::: RECORD LIST
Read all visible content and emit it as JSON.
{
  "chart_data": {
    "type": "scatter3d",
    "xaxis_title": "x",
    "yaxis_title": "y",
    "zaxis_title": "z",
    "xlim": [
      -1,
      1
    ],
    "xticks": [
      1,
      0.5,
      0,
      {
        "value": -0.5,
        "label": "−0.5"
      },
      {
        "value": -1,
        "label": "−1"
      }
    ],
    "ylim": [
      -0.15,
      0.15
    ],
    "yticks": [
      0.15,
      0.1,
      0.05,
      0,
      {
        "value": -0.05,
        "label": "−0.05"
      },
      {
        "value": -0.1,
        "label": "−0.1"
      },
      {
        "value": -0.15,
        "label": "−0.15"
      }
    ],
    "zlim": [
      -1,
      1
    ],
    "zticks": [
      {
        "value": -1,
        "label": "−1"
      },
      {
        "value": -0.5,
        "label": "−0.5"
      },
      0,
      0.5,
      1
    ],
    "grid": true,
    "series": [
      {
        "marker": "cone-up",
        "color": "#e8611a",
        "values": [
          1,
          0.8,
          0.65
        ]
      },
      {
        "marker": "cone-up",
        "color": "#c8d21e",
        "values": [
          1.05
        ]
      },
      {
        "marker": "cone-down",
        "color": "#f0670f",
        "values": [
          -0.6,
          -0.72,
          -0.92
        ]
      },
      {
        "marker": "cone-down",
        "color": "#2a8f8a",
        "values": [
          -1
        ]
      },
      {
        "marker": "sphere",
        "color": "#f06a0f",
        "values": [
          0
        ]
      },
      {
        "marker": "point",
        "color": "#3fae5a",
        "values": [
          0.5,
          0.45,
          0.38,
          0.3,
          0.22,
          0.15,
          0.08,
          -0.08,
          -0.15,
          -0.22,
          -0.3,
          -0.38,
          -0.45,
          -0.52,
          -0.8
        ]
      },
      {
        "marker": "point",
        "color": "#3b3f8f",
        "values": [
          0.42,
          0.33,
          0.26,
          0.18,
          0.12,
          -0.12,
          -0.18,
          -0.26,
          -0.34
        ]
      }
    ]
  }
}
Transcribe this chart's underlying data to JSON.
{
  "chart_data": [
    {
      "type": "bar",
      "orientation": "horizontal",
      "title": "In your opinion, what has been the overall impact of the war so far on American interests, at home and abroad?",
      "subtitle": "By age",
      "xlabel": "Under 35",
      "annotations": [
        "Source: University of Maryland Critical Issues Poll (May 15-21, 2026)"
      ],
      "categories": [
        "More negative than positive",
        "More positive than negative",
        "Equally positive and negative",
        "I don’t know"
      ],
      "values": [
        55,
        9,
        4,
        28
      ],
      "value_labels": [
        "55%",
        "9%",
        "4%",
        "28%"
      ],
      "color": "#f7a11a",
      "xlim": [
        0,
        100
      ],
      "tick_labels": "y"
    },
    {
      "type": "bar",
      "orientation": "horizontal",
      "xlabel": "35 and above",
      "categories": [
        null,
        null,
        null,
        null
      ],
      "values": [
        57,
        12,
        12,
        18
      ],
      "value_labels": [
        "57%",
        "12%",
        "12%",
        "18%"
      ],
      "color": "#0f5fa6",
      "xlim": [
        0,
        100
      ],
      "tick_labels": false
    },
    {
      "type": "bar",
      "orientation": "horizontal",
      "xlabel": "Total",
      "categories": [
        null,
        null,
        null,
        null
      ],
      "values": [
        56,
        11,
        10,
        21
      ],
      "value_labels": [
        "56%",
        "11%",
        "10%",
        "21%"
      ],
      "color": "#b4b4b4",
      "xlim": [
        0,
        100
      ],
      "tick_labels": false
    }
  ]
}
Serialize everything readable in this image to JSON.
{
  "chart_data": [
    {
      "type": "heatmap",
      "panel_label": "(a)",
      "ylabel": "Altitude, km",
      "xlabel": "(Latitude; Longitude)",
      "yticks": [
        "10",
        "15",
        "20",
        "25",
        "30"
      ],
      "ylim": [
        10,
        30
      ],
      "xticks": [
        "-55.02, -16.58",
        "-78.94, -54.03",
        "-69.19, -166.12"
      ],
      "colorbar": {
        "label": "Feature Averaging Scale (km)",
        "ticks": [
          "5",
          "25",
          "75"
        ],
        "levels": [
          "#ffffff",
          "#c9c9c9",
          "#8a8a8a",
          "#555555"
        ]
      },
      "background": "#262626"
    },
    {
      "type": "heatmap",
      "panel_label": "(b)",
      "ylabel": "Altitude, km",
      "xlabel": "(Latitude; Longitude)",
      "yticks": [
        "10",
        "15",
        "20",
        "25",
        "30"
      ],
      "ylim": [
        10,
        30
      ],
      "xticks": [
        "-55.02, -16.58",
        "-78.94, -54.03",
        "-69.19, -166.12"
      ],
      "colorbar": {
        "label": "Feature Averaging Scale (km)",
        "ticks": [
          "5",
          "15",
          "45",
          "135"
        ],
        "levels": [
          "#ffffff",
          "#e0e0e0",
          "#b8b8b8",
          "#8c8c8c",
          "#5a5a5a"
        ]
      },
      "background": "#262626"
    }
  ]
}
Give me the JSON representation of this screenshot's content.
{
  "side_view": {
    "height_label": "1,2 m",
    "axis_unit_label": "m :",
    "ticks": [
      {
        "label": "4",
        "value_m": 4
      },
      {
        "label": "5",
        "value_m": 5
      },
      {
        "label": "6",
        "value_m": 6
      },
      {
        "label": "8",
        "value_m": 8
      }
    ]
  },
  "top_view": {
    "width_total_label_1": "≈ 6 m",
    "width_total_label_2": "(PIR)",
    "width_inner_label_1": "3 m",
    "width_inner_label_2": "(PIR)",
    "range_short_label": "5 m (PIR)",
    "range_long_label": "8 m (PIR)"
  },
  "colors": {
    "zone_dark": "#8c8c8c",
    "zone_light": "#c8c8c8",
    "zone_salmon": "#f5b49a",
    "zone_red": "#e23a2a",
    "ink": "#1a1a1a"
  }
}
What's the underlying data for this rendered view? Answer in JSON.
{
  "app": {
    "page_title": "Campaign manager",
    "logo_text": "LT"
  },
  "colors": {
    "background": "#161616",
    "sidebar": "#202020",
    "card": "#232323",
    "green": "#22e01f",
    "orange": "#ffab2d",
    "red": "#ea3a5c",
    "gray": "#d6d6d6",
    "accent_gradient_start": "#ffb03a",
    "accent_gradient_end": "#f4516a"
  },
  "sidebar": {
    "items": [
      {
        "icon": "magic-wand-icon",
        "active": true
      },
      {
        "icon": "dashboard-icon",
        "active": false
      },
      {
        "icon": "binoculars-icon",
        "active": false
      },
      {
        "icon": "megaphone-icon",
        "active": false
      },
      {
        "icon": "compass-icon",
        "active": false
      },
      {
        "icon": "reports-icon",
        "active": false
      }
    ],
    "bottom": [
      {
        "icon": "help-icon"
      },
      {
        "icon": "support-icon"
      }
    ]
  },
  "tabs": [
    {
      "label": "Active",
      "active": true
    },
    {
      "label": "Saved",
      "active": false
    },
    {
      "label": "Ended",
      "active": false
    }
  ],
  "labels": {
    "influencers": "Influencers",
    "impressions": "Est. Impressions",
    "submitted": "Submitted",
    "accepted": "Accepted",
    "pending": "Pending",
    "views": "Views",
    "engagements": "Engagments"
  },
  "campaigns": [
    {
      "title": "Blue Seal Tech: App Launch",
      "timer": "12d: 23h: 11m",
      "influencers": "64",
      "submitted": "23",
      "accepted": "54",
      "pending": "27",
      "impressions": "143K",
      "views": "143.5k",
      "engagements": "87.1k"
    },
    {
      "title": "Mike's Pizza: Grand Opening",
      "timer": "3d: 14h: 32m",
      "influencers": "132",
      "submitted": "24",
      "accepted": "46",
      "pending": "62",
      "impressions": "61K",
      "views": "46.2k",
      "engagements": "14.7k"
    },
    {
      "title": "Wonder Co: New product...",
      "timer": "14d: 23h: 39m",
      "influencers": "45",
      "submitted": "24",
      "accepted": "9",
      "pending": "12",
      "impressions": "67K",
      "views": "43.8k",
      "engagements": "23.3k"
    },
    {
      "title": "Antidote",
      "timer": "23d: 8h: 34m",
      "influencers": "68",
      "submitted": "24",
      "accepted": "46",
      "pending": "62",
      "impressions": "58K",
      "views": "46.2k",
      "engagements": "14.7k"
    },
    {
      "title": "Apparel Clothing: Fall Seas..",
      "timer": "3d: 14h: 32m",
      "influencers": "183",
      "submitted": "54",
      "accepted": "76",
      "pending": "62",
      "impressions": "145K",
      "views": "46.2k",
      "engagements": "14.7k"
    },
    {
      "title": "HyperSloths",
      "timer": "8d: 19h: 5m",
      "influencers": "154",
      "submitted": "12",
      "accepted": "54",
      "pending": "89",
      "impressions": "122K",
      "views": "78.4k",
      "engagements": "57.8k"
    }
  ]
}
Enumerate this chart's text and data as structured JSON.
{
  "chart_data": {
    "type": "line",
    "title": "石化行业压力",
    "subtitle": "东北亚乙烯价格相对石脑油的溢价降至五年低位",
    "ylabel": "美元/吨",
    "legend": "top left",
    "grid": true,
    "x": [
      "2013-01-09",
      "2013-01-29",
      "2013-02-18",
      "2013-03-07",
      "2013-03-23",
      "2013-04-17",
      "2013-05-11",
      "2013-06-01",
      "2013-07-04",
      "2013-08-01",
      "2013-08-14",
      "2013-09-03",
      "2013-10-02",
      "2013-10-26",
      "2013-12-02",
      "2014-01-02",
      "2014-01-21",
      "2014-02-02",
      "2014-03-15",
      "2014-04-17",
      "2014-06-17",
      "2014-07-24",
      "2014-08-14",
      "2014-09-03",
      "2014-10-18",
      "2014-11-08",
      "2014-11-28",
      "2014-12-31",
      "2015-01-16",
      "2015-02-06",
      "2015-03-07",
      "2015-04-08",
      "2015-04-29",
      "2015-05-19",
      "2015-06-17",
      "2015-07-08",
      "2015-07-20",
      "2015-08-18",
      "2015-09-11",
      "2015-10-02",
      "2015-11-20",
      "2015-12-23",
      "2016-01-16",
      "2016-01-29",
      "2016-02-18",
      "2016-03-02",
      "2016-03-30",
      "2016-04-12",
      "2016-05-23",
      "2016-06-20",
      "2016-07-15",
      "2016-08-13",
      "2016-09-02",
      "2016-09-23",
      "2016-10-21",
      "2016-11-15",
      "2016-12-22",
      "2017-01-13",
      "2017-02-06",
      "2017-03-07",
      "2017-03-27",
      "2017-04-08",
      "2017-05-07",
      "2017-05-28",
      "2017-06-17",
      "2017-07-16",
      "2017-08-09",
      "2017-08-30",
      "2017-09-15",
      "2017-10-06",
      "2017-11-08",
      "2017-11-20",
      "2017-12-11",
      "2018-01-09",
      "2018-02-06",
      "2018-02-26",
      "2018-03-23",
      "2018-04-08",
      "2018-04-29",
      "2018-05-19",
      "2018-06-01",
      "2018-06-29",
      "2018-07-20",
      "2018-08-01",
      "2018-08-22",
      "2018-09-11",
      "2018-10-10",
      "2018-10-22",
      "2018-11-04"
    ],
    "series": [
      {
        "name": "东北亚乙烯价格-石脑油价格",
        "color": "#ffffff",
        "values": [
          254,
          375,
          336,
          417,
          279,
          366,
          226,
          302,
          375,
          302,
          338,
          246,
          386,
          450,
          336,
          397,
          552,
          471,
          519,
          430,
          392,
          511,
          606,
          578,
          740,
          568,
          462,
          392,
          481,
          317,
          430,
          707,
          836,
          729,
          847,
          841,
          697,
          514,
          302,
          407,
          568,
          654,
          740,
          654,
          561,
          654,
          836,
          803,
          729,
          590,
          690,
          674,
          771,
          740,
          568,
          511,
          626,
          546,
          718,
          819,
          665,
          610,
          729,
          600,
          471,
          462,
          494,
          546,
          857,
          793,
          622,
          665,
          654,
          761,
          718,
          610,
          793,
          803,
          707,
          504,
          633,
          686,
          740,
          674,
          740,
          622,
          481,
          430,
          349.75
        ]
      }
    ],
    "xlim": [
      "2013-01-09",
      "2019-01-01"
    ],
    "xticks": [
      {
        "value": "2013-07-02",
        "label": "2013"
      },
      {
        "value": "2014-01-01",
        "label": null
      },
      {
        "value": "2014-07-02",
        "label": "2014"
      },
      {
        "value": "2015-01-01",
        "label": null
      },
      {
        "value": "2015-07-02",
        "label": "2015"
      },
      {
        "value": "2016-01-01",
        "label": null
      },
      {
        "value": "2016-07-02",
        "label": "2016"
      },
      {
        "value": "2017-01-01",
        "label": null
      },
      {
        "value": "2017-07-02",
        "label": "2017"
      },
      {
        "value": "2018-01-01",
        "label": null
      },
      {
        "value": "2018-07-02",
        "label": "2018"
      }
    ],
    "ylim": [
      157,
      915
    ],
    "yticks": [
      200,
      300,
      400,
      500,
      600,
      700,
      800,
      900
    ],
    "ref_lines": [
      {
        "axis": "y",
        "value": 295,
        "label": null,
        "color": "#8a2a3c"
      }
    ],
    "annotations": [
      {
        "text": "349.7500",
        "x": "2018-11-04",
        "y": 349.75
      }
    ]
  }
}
::::::
◆ EXERCISE INSTRUCTIONS
Keep only the lines that hold the string "subtitle", and copy them out.

◆ TASK SOLUTION
      "subtitle": "By age",
    "subtitle": "东北亚乙烯价格相对石脑油的溢价降至五年低位",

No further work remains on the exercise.